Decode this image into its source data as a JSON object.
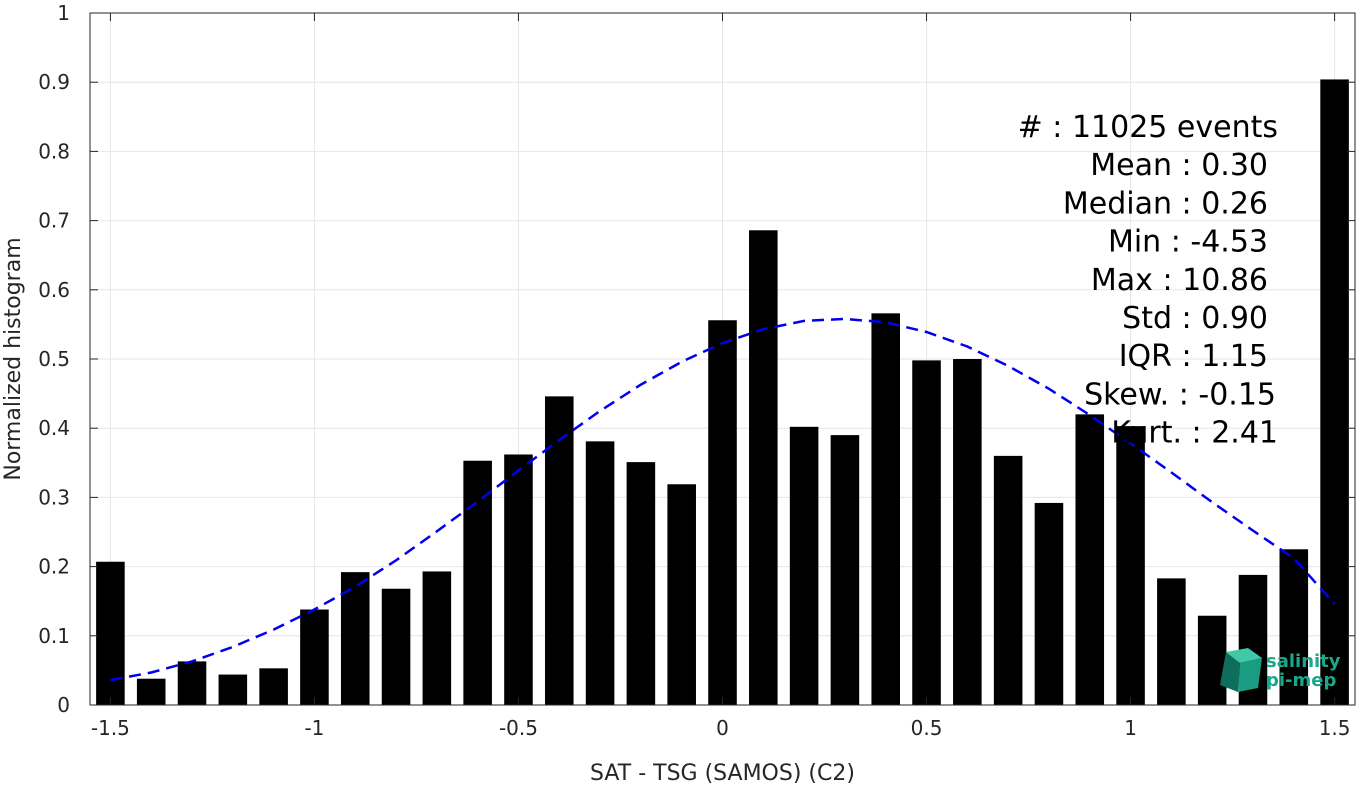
{
  "chart_data": {
    "type": "bar",
    "title": "",
    "xlabel": "SAT - TSG (SAMOS) (C2)",
    "ylabel": "Normalized histogram",
    "xlim": [
      -1.55,
      1.55
    ],
    "ylim": [
      0,
      1
    ],
    "grid": true,
    "bar_width": 0.07,
    "x_ticks": [
      {
        "value": -1.5,
        "label": "-1.5"
      },
      {
        "value": -1,
        "label": "-1"
      },
      {
        "value": -0.5,
        "label": "-0.5"
      },
      {
        "value": 0,
        "label": "0"
      },
      {
        "value": 0.5,
        "label": "0.5"
      },
      {
        "value": 1,
        "label": "1"
      },
      {
        "value": 1.5,
        "label": "1.5"
      }
    ],
    "y_ticks": [
      {
        "value": 0,
        "label": "0"
      },
      {
        "value": 0.1,
        "label": "0.1"
      },
      {
        "value": 0.2,
        "label": "0.2"
      },
      {
        "value": 0.3,
        "label": "0.3"
      },
      {
        "value": 0.4,
        "label": "0.4"
      },
      {
        "value": 0.5,
        "label": "0.5"
      },
      {
        "value": 0.6,
        "label": "0.6"
      },
      {
        "value": 0.7,
        "label": "0.7"
      },
      {
        "value": 0.8,
        "label": "0.8"
      },
      {
        "value": 0.9,
        "label": "0.9"
      },
      {
        "value": 1,
        "label": "1"
      }
    ],
    "bars": {
      "x": [
        -1.5,
        -1.4,
        -1.3,
        -1.2,
        -1.1,
        -1.0,
        -0.9,
        -0.8,
        -0.7,
        -0.6,
        -0.5,
        -0.4,
        -0.3,
        -0.2,
        -0.1,
        0.0,
        0.1,
        0.2,
        0.3,
        0.4,
        0.5,
        0.6,
        0.7,
        0.8,
        0.9,
        1.0,
        1.1,
        1.2,
        1.3,
        1.4,
        1.5
      ],
      "values": [
        0.207,
        0.038,
        0.063,
        0.044,
        0.053,
        0.138,
        0.192,
        0.168,
        0.193,
        0.353,
        0.362,
        0.446,
        0.381,
        0.351,
        0.319,
        0.556,
        0.686,
        0.402,
        0.39,
        0.566,
        0.498,
        0.5,
        0.36,
        0.292,
        0.42,
        0.403,
        0.183,
        0.129,
        0.188,
        0.225,
        0.904
      ],
      "color": "#000000"
    },
    "fit": {
      "style": "dashed",
      "color": "#0000ee",
      "x": [
        -1.5,
        -1.4,
        -1.3,
        -1.2,
        -1.1,
        -1.0,
        -0.9,
        -0.8,
        -0.7,
        -0.6,
        -0.5,
        -0.4,
        -0.3,
        -0.2,
        -0.1,
        0.0,
        0.1,
        0.2,
        0.3,
        0.4,
        0.5,
        0.6,
        0.7,
        0.8,
        0.9,
        1.0,
        1.1,
        1.2,
        1.3,
        1.4,
        1.5
      ],
      "y": [
        0.036,
        0.047,
        0.063,
        0.084,
        0.109,
        0.138,
        0.171,
        0.209,
        0.251,
        0.294,
        0.339,
        0.383,
        0.425,
        0.463,
        0.496,
        0.523,
        0.543,
        0.555,
        0.558,
        0.553,
        0.539,
        0.518,
        0.49,
        0.457,
        0.419,
        0.378,
        0.336,
        0.293,
        0.252,
        0.212,
        0.146
      ]
    },
    "stats": [
      {
        "label": "#  : 11025 events"
      },
      {
        "label": "Mean : 0.30"
      },
      {
        "label": "Median : 0.26"
      },
      {
        "label": "Min : -4.53"
      },
      {
        "label": "Max : 10.86"
      },
      {
        "label": "Std : 0.90"
      },
      {
        "label": "IQR : 1.15"
      },
      {
        "label": "Skew. : -0.15"
      },
      {
        "label": "Kurt. : 2.41"
      }
    ]
  },
  "logo": {
    "line1": "salinity",
    "line2": "pi-mep",
    "color": "#1aa889"
  }
}
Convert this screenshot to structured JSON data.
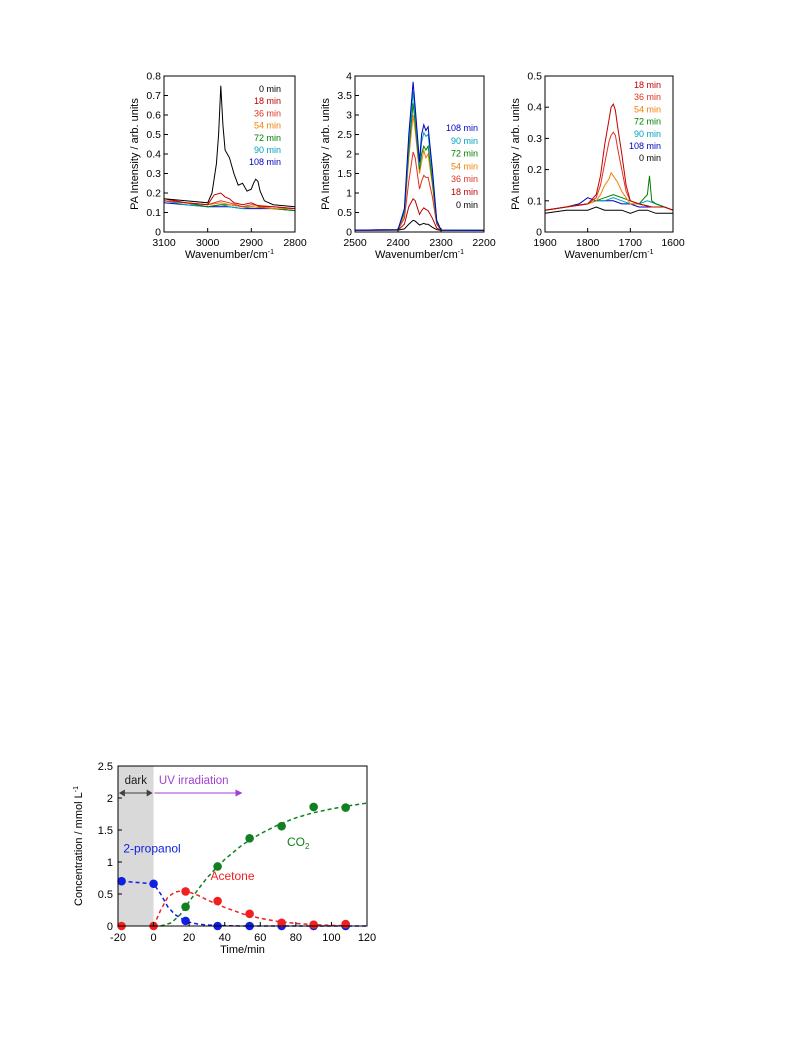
{
  "chart_data": [
    {
      "type": "line",
      "xlabel": "Wavenumber/cm",
      "xlabel_sup": "-1",
      "ylabel": "PA Intensity / arb. units",
      "xlim": [
        3100,
        2800
      ],
      "ylim": [
        0,
        0.8
      ],
      "x_ticks": [
        3100,
        3000,
        2900,
        2800
      ],
      "y_ticks": [
        0,
        0.1,
        0.2,
        0.3,
        0.4,
        0.5,
        0.6,
        0.7,
        0.8
      ],
      "legend_placement": "top-right",
      "legend": [
        "0 min",
        "18 min",
        "36 min",
        "54 min",
        "72 min",
        "90 min",
        "108 min"
      ],
      "series": [
        {
          "name": "0 min",
          "color": "#000000",
          "x": [
            3100,
            3050,
            3000,
            2990,
            2980,
            2975,
            2970,
            2965,
            2960,
            2950,
            2940,
            2930,
            2920,
            2910,
            2900,
            2895,
            2890,
            2885,
            2880,
            2870,
            2850,
            2800
          ],
          "y": [
            0.17,
            0.16,
            0.15,
            0.2,
            0.35,
            0.5,
            0.75,
            0.55,
            0.42,
            0.38,
            0.3,
            0.24,
            0.25,
            0.21,
            0.22,
            0.25,
            0.27,
            0.26,
            0.21,
            0.16,
            0.14,
            0.13
          ]
        },
        {
          "name": "18 min",
          "color": "#c00000",
          "x": [
            3100,
            3050,
            3000,
            2985,
            2970,
            2960,
            2950,
            2940,
            2920,
            2900,
            2880,
            2850,
            2800
          ],
          "y": [
            0.17,
            0.15,
            0.14,
            0.19,
            0.2,
            0.18,
            0.17,
            0.15,
            0.14,
            0.15,
            0.13,
            0.13,
            0.12
          ]
        },
        {
          "name": "36 min",
          "color": "#e03020",
          "x": [
            3100,
            3050,
            3000,
            2970,
            2950,
            2920,
            2900,
            2850,
            2800
          ],
          "y": [
            0.16,
            0.15,
            0.14,
            0.16,
            0.15,
            0.13,
            0.14,
            0.13,
            0.12
          ]
        },
        {
          "name": "54 min",
          "color": "#f08000",
          "x": [
            3100,
            3050,
            3000,
            2970,
            2950,
            2920,
            2900,
            2850,
            2800
          ],
          "y": [
            0.16,
            0.15,
            0.14,
            0.15,
            0.14,
            0.13,
            0.13,
            0.12,
            0.12
          ]
        },
        {
          "name": "72 min",
          "color": "#008000",
          "x": [
            3100,
            3050,
            3000,
            2970,
            2950,
            2920,
            2900,
            2850,
            2800
          ],
          "y": [
            0.16,
            0.15,
            0.13,
            0.14,
            0.14,
            0.13,
            0.13,
            0.12,
            0.11
          ]
        },
        {
          "name": "90 min",
          "color": "#00a0c0",
          "x": [
            3100,
            3050,
            3000,
            2970,
            2950,
            2920,
            2900,
            2850,
            2800
          ],
          "y": [
            0.16,
            0.14,
            0.13,
            0.14,
            0.13,
            0.12,
            0.13,
            0.12,
            0.11
          ]
        },
        {
          "name": "108 min",
          "color": "#0000c0",
          "x": [
            3100,
            3050,
            3000,
            2970,
            2950,
            2920,
            2900,
            2850,
            2800
          ],
          "y": [
            0.15,
            0.14,
            0.13,
            0.13,
            0.13,
            0.12,
            0.12,
            0.12,
            0.11
          ]
        }
      ]
    },
    {
      "type": "line",
      "xlabel": "Wavenumber/cm",
      "xlabel_sup": "-1",
      "ylabel": "PA Intensity / arb. units",
      "xlim": [
        2500,
        2200
      ],
      "ylim": [
        0,
        4
      ],
      "x_ticks": [
        2500,
        2400,
        2300,
        2200
      ],
      "y_ticks": [
        0,
        0.5,
        1,
        1.5,
        2,
        2.5,
        3,
        3.5,
        4
      ],
      "legend_placement": "right",
      "legend": [
        "108 min",
        "90 min",
        "72 min",
        "54 min",
        "36 min",
        "18 min",
        "0 min"
      ],
      "series": [
        {
          "name": "108 min",
          "color": "#0000c0",
          "x": [
            2500,
            2400,
            2385,
            2375,
            2365,
            2360,
            2350,
            2345,
            2340,
            2335,
            2330,
            2320,
            2310,
            2300,
            2200
          ],
          "y": [
            0.05,
            0.06,
            0.6,
            2.5,
            3.85,
            3.2,
            1.8,
            2.5,
            2.75,
            2.6,
            2.7,
            1.6,
            0.3,
            0.05,
            0.04
          ]
        },
        {
          "name": "90 min",
          "color": "#00a0c0",
          "x": [
            2500,
            2400,
            2385,
            2375,
            2365,
            2360,
            2350,
            2345,
            2340,
            2335,
            2330,
            2320,
            2310,
            2300,
            2200
          ],
          "y": [
            0.05,
            0.06,
            0.55,
            2.3,
            3.6,
            3.0,
            1.7,
            2.3,
            2.55,
            2.45,
            2.5,
            1.5,
            0.3,
            0.05,
            0.04
          ]
        },
        {
          "name": "72 min",
          "color": "#008000",
          "x": [
            2500,
            2400,
            2385,
            2375,
            2365,
            2360,
            2350,
            2345,
            2340,
            2335,
            2330,
            2320,
            2310,
            2300,
            2200
          ],
          "y": [
            0.05,
            0.06,
            0.5,
            2.1,
            3.3,
            2.8,
            1.6,
            2.0,
            2.2,
            2.1,
            2.2,
            1.3,
            0.25,
            0.05,
            0.04
          ]
        },
        {
          "name": "54 min",
          "color": "#f08000",
          "x": [
            2500,
            2400,
            2385,
            2375,
            2365,
            2360,
            2350,
            2345,
            2340,
            2335,
            2330,
            2320,
            2310,
            2300,
            2200
          ],
          "y": [
            0.05,
            0.06,
            0.45,
            1.9,
            3.0,
            2.6,
            1.5,
            1.8,
            2.1,
            1.9,
            2.0,
            1.2,
            0.25,
            0.05,
            0.04
          ]
        },
        {
          "name": "36 min",
          "color": "#e03020",
          "x": [
            2500,
            2400,
            2385,
            2375,
            2365,
            2360,
            2350,
            2345,
            2340,
            2335,
            2330,
            2320,
            2310,
            2300,
            2200
          ],
          "y": [
            0.05,
            0.06,
            0.35,
            1.3,
            2.05,
            1.9,
            1.1,
            1.3,
            1.45,
            1.4,
            1.4,
            0.9,
            0.2,
            0.05,
            0.04
          ]
        },
        {
          "name": "18 min",
          "color": "#c00000",
          "x": [
            2500,
            2400,
            2385,
            2375,
            2365,
            2360,
            2350,
            2345,
            2340,
            2335,
            2330,
            2320,
            2310,
            2300,
            2200
          ],
          "y": [
            0.05,
            0.05,
            0.2,
            0.65,
            0.85,
            0.8,
            0.45,
            0.55,
            0.62,
            0.58,
            0.55,
            0.35,
            0.1,
            0.05,
            0.04
          ]
        },
        {
          "name": "0 min",
          "color": "#000000",
          "x": [
            2500,
            2400,
            2385,
            2375,
            2365,
            2360,
            2350,
            2345,
            2340,
            2335,
            2330,
            2320,
            2310,
            2300,
            2200
          ],
          "y": [
            0.04,
            0.05,
            0.08,
            0.2,
            0.3,
            0.28,
            0.18,
            0.2,
            0.22,
            0.2,
            0.2,
            0.12,
            0.06,
            0.04,
            0.04
          ]
        }
      ]
    },
    {
      "type": "line",
      "xlabel": "Wavenumber/cm",
      "xlabel_sup": "-1",
      "ylabel": "PA Intensity / arb. units",
      "xlim": [
        1900,
        1600
      ],
      "ylim": [
        0,
        0.5
      ],
      "x_ticks": [
        1900,
        1800,
        1700,
        1600
      ],
      "y_ticks": [
        0,
        0.1,
        0.2,
        0.3,
        0.4,
        0.5
      ],
      "legend_placement": "top-right",
      "legend": [
        "18 min",
        "36 min",
        "54 min",
        "72 min",
        "90 min",
        "108 min",
        "0 min"
      ],
      "series": [
        {
          "name": "18 min",
          "color": "#c00000",
          "x": [
            1900,
            1850,
            1800,
            1780,
            1770,
            1760,
            1750,
            1745,
            1740,
            1735,
            1730,
            1720,
            1710,
            1700,
            1680,
            1650,
            1620,
            1600
          ],
          "y": [
            0.07,
            0.08,
            0.09,
            0.12,
            0.18,
            0.28,
            0.36,
            0.4,
            0.41,
            0.39,
            0.34,
            0.25,
            0.15,
            0.1,
            0.09,
            0.08,
            0.08,
            0.07
          ]
        },
        {
          "name": "36 min",
          "color": "#e03020",
          "x": [
            1900,
            1850,
            1800,
            1780,
            1770,
            1760,
            1750,
            1745,
            1740,
            1735,
            1730,
            1720,
            1710,
            1700,
            1680,
            1650,
            1620,
            1600
          ],
          "y": [
            0.07,
            0.08,
            0.09,
            0.11,
            0.15,
            0.22,
            0.29,
            0.31,
            0.32,
            0.31,
            0.27,
            0.2,
            0.13,
            0.1,
            0.09,
            0.08,
            0.08,
            0.07
          ]
        },
        {
          "name": "54 min",
          "color": "#f08000",
          "x": [
            1900,
            1850,
            1800,
            1780,
            1770,
            1760,
            1750,
            1745,
            1740,
            1735,
            1730,
            1720,
            1710,
            1700,
            1680,
            1650,
            1620,
            1600
          ],
          "y": [
            0.07,
            0.08,
            0.09,
            0.1,
            0.12,
            0.15,
            0.17,
            0.19,
            0.18,
            0.17,
            0.16,
            0.13,
            0.11,
            0.09,
            0.09,
            0.08,
            0.08,
            0.07
          ]
        },
        {
          "name": "72 min",
          "color": "#008000",
          "x": [
            1900,
            1850,
            1800,
            1780,
            1760,
            1740,
            1720,
            1700,
            1680,
            1660,
            1655,
            1650,
            1640,
            1620,
            1600
          ],
          "y": [
            0.07,
            0.08,
            0.09,
            0.1,
            0.11,
            0.12,
            0.11,
            0.1,
            0.09,
            0.12,
            0.18,
            0.1,
            0.09,
            0.08,
            0.07
          ]
        },
        {
          "name": "90 min",
          "color": "#00a0c0",
          "x": [
            1900,
            1850,
            1800,
            1780,
            1760,
            1740,
            1720,
            1700,
            1680,
            1660,
            1640,
            1620,
            1600
          ],
          "y": [
            0.07,
            0.08,
            0.09,
            0.1,
            0.1,
            0.11,
            0.1,
            0.09,
            0.09,
            0.1,
            0.09,
            0.08,
            0.07
          ]
        },
        {
          "name": "108 min",
          "color": "#0000c0",
          "x": [
            1900,
            1850,
            1820,
            1800,
            1780,
            1760,
            1740,
            1720,
            1700,
            1680,
            1660,
            1640,
            1620,
            1600
          ],
          "y": [
            0.07,
            0.08,
            0.09,
            0.11,
            0.1,
            0.1,
            0.1,
            0.09,
            0.09,
            0.08,
            0.08,
            0.08,
            0.08,
            0.07
          ]
        },
        {
          "name": "0 min",
          "color": "#000000",
          "x": [
            1900,
            1850,
            1800,
            1780,
            1760,
            1740,
            1720,
            1700,
            1680,
            1660,
            1640,
            1620,
            1600
          ],
          "y": [
            0.06,
            0.07,
            0.07,
            0.08,
            0.07,
            0.07,
            0.07,
            0.06,
            0.07,
            0.07,
            0.06,
            0.06,
            0.06
          ]
        }
      ]
    },
    {
      "type": "scatter",
      "xlabel": "Time/min",
      "ylabel": "Concentration / mmol L",
      "ylabel_sup": "-1",
      "xlim": [
        -20,
        120
      ],
      "ylim": [
        0,
        2.5
      ],
      "x_ticks": [
        -20,
        0,
        20,
        40,
        60,
        80,
        100,
        120
      ],
      "y_ticks": [
        0,
        0.5,
        1,
        1.5,
        2,
        2.5
      ],
      "shaded_region": {
        "x": [
          -20,
          0
        ],
        "label": "dark"
      },
      "annotations": [
        "dark",
        "UV irradiation"
      ],
      "series": [
        {
          "name": "2-propanol",
          "color": "#1020e0",
          "x": [
            -18,
            0,
            18,
            36,
            54,
            72,
            90,
            108
          ],
          "y": [
            0.7,
            0.66,
            0.08,
            0.0,
            0.0,
            0.0,
            0.0,
            0.0
          ],
          "fit": {
            "x": [
              -18,
              0,
              4,
              8,
              12,
              16,
              20,
              25,
              30,
              40,
              50,
              60,
              80,
              100,
              120
            ],
            "y": [
              0.7,
              0.66,
              0.5,
              0.3,
              0.18,
              0.11,
              0.06,
              0.03,
              0.015,
              0.004,
              0.0,
              0.0,
              0.0,
              0.0,
              0.0
            ]
          }
        },
        {
          "name": "Acetone",
          "color": "#f02020",
          "x": [
            -18,
            0,
            18,
            36,
            54,
            72,
            90,
            108
          ],
          "y": [
            0.0,
            0.0,
            0.54,
            0.39,
            0.19,
            0.05,
            0.02,
            0.03
          ],
          "fit": {
            "x": [
              0,
              4,
              8,
              12,
              16,
              20,
              25,
              30,
              40,
              50,
              60,
              70,
              80,
              90,
              100,
              110
            ],
            "y": [
              0.0,
              0.25,
              0.45,
              0.53,
              0.55,
              0.53,
              0.48,
              0.41,
              0.29,
              0.19,
              0.12,
              0.07,
              0.04,
              0.02,
              0.01,
              0.005
            ]
          }
        },
        {
          "name": "CO2",
          "label_main": "CO",
          "label_sub": "2",
          "color": "#108020",
          "x": [
            18,
            36,
            54,
            72,
            90,
            108
          ],
          "y": [
            0.3,
            0.93,
            1.37,
            1.56,
            1.86,
            1.85
          ],
          "fit": {
            "x": [
              4,
              10,
              15,
              20,
              25,
              30,
              35,
              40,
              50,
              60,
              70,
              80,
              90,
              100,
              110,
              120
            ],
            "y": [
              0.0,
              0.05,
              0.18,
              0.38,
              0.57,
              0.75,
              0.9,
              1.04,
              1.27,
              1.44,
              1.58,
              1.69,
              1.77,
              1.83,
              1.88,
              1.92
            ]
          }
        }
      ]
    }
  ]
}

□ □ □ □ □ □ □

▶ [Exercise]: Copy out every line holding the string "JSON".

▶ [Result for this exercise]:
Decode this image into its source data as a JSON object.
Convert this screenshot to structured JSON data.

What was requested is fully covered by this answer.